--- Start of DATASET ENTRIES ---

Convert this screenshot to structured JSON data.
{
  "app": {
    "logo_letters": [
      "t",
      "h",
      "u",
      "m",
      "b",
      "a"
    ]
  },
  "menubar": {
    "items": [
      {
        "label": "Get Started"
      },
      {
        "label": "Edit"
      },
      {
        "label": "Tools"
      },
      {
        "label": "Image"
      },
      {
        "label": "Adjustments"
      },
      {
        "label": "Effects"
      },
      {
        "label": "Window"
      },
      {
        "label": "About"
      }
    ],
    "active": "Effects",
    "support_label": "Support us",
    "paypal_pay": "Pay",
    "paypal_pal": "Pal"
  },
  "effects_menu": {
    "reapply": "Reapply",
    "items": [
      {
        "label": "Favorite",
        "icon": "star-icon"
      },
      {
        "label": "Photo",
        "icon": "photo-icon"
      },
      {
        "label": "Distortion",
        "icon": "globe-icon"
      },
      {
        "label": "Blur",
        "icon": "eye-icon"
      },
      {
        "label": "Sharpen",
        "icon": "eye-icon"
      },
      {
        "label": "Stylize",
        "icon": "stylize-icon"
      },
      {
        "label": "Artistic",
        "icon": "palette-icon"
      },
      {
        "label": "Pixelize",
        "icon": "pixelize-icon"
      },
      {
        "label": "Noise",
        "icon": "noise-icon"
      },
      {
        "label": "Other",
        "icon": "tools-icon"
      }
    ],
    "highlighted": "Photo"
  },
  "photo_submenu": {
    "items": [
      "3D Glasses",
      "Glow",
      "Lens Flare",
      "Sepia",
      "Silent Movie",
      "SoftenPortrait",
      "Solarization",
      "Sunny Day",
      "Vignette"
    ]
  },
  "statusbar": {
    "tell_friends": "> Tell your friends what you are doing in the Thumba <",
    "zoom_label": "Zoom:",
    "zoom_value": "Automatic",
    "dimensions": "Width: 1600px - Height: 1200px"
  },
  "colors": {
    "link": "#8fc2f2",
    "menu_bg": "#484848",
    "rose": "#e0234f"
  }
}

--- End of DATASET ENTRIES ---

:: PROBLEM REQUIREMENTS ::
Make an exact copy of the data above.

:: WRITTEN ANSWER ::
Convert this screenshot to structured JSON data.
{
  "app": {
    "logo_letters": [
      "t",
      "h",
      "u",
      "m",
      "b",
      "a"
    ]
  },
  "menubar": {
    "items": [
      {
        "label": "Get Started"
      },
      {
        "label": "Edit"
      },
      {
        "label": "Tools"
      },
      {
        "label": "Image"
      },
      {
        "label": "Adjustments"
      },
      {
        "label": "Effects"
      },
      {
        "label": "Window"
      },
      {
        "label": "About"
      }
    ],
    "active": "Effects",
    "support_label": "Support us",
    "paypal_pay": "Pay",
    "paypal_pal": "Pal"
  },
  "effects_menu": {
    "reapply": "Reapply",
    "items": [
      {
        "label": "Favorite",
        "icon": "star-icon"
      },
      {
        "label": "Photo",
        "icon": "photo-icon"
      },
      {
        "label": "Distortion",
        "icon": "globe-icon"
      },
      {
        "label": "Blur",
        "icon": "eye-icon"
      },
      {
        "label": "Sharpen",
        "icon": "eye-icon"
      },
      {
        "label": "Stylize",
        "icon": "stylize-icon"
      },
      {
        "label": "Artistic",
        "icon": "palette-icon"
      },
      {
        "label": "Pixelize",
        "icon": "pixelize-icon"
      },
      {
        "label": "Noise",
        "icon": "noise-icon"
      },
      {
        "label": "Other",
        "icon": "tools-icon"
      }
    ],
    "highlighted": "Photo"
  },
  "photo_submenu": {
    "items": [
      "3D Glasses",
      "Glow",
      "Lens Flare",
      "Sepia",
      "Silent Movie",
      "SoftenPortrait",
      "Solarization",
      "Sunny Day",
      "Vignette"
    ]
  },
  "statusbar": {
    "tell_friends": "> Tell your friends what you are doing in the Thumba <",
    "zoom_label": "Zoom:",
    "zoom_value": "Automatic",
    "dimensions": "Width: 1600px - Height: 1200px"
  },
  "colors": {
    "link": "#8fc2f2",
    "menu_bg": "#484848",
    "rose": "#e0234f"
  }
}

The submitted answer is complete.